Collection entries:
'''
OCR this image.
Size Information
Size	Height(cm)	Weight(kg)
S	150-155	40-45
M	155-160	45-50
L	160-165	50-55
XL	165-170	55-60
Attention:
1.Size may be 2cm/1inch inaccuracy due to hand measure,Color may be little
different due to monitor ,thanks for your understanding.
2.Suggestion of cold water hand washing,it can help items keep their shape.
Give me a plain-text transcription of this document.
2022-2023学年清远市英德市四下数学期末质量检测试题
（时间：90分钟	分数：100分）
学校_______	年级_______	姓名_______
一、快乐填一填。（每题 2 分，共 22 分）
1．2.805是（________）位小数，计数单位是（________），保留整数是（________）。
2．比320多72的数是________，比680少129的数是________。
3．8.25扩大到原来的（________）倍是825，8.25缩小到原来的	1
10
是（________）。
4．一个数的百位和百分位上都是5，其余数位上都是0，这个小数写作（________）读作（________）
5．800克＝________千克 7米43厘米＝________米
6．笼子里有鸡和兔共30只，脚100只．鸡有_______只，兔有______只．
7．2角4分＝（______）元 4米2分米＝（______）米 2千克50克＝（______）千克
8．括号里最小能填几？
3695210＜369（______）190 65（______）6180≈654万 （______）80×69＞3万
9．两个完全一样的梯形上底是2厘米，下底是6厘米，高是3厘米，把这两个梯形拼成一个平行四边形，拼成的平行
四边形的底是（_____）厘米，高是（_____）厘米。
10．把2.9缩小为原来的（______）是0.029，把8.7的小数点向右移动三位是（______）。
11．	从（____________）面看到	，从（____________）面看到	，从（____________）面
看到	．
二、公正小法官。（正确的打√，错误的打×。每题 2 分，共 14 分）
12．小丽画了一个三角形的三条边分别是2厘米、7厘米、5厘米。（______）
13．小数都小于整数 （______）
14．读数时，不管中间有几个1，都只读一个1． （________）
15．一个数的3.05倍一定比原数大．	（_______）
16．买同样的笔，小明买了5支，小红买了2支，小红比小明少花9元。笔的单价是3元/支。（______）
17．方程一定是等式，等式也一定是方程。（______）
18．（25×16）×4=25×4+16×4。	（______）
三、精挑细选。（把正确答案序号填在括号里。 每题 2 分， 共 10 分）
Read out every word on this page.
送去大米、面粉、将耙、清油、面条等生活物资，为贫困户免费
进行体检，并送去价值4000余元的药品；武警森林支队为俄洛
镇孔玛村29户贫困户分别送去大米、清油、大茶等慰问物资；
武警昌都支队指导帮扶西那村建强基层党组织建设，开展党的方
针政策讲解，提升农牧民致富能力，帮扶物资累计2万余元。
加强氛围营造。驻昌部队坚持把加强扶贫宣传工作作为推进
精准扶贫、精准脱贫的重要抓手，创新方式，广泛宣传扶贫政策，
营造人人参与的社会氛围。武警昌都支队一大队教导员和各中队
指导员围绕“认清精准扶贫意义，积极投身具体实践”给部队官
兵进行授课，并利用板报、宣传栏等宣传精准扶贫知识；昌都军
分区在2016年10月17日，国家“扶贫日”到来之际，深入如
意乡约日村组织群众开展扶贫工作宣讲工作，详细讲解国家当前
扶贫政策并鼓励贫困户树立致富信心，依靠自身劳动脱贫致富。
'''
Your instructions
Hand back the material above in full, exactly as written.

Written solution
OCR this image.
Size Information
Size	Height(cm)	Weight(kg)
S	150-155	40-45
M	155-160	45-50
L	160-165	50-55
XL	165-170	55-60
Attention:
1.Size may be 2cm/1inch inaccuracy due to hand measure,Color may be little
different due to monitor ,thanks for your understanding.
2.Suggestion of cold water hand washing,it can help items keep their shape.
Give me a plain-text transcription of this document.
2022-2023学年清远市英德市四下数学期末质量检测试题
（时间：90分钟	分数：100分）
学校_______	年级_______	姓名_______
一、快乐填一填。（每题 2 分，共 22 分）
1．2.805是（________）位小数，计数单位是（________），保留整数是（________）。
2．比320多72的数是________，比680少129的数是________。
3．8.25扩大到原来的（________）倍是825，8.25缩小到原来的	1
10
是（________）。
4．一个数的百位和百分位上都是5，其余数位上都是0，这个小数写作（________）读作（________）
5．800克＝________千克 7米43厘米＝________米
6．笼子里有鸡和兔共30只，脚100只．鸡有_______只，兔有______只．
7．2角4分＝（______）元 4米2分米＝（______）米 2千克50克＝（______）千克
8．括号里最小能填几？
3695210＜369（______）190 65（______）6180≈654万 （______）80×69＞3万
9．两个完全一样的梯形上底是2厘米，下底是6厘米，高是3厘米，把这两个梯形拼成一个平行四边形，拼成的平行
四边形的底是（_____）厘米，高是（_____）厘米。
10．把2.9缩小为原来的（______）是0.029，把8.7的小数点向右移动三位是（______）。
11．	从（____________）面看到	，从（____________）面看到	，从（____________）面
看到	．
二、公正小法官。（正确的打√，错误的打×。每题 2 分，共 14 分）
12．小丽画了一个三角形的三条边分别是2厘米、7厘米、5厘米。（______）
13．小数都小于整数 （______）
14．读数时，不管中间有几个1，都只读一个1． （________）
15．一个数的3.05倍一定比原数大．	（_______）
16．买同样的笔，小明买了5支，小红买了2支，小红比小明少花9元。笔的单价是3元/支。（______）
17．方程一定是等式，等式也一定是方程。（______）
18．（25×16）×4=25×4+16×4。	（______）
三、精挑细选。（把正确答案序号填在括号里。 每题 2 分， 共 10 分）
Read out every word on this page.
送去大米、面粉、将耙、清油、面条等生活物资，为贫困户免费
进行体检，并送去价值4000余元的药品；武警森林支队为俄洛
镇孔玛村29户贫困户分别送去大米、清油、大茶等慰问物资；
武警昌都支队指导帮扶西那村建强基层党组织建设，开展党的方
针政策讲解，提升农牧民致富能力，帮扶物资累计2万余元。
加强氛围营造。驻昌部队坚持把加强扶贫宣传工作作为推进
精准扶贫、精准脱贫的重要抓手，创新方式，广泛宣传扶贫政策，
营造人人参与的社会氛围。武警昌都支队一大队教导员和各中队
指导员围绕“认清精准扶贫意义，积极投身具体实践”给部队官
兵进行授课，并利用板报、宣传栏等宣传精准扶贫知识；昌都军
分区在2016年10月17日，国家“扶贫日”到来之际，深入如
意乡约日村组织群众开展扶贫工作宣讲工作，详细讲解国家当前
扶贫政策并鼓励贫困户树立致富信心，依靠自身劳动脱贫致富。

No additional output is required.